» Task instructions
Pull every "color" line out of the data below.

» Listed entries
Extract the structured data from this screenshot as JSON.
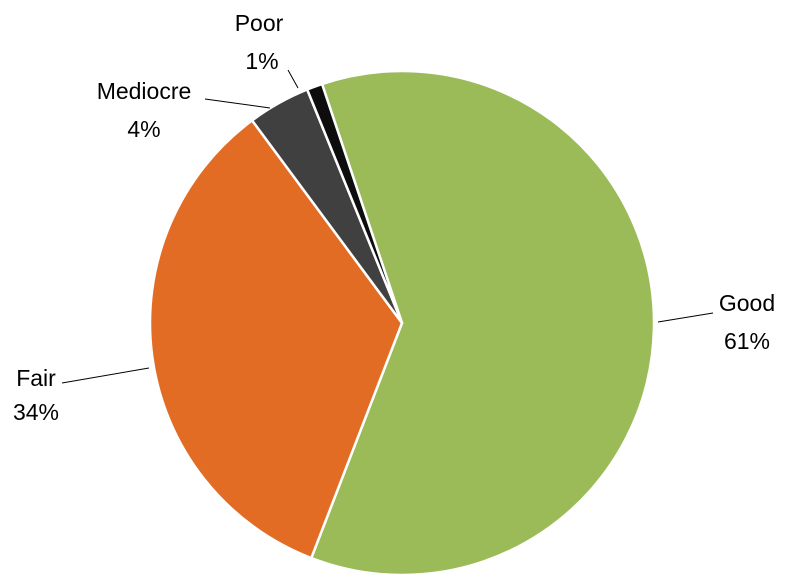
{
  "chart_data": {
    "type": "pie",
    "start_angle_deg": 341.5,
    "direction": "clockwise",
    "legend": "none",
    "slices": [
      {
        "label": "Good",
        "value": 61,
        "value_label": "61%",
        "color": "#9BBB59"
      },
      {
        "label": "Fair",
        "value": 34,
        "value_label": "34%",
        "color": "#E36C25"
      },
      {
        "label": "Mediocre",
        "value": 4,
        "value_label": "4%",
        "color": "#404040"
      },
      {
        "label": "Poor",
        "value": 1,
        "value_label": "1%",
        "color": "#0D0D0D"
      }
    ]
  }
}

» Solution to this problem
        "color": "#9BBB59"
        "color": "#E36C25"
        "color": "#404040"
        "color": "#0D0D0D"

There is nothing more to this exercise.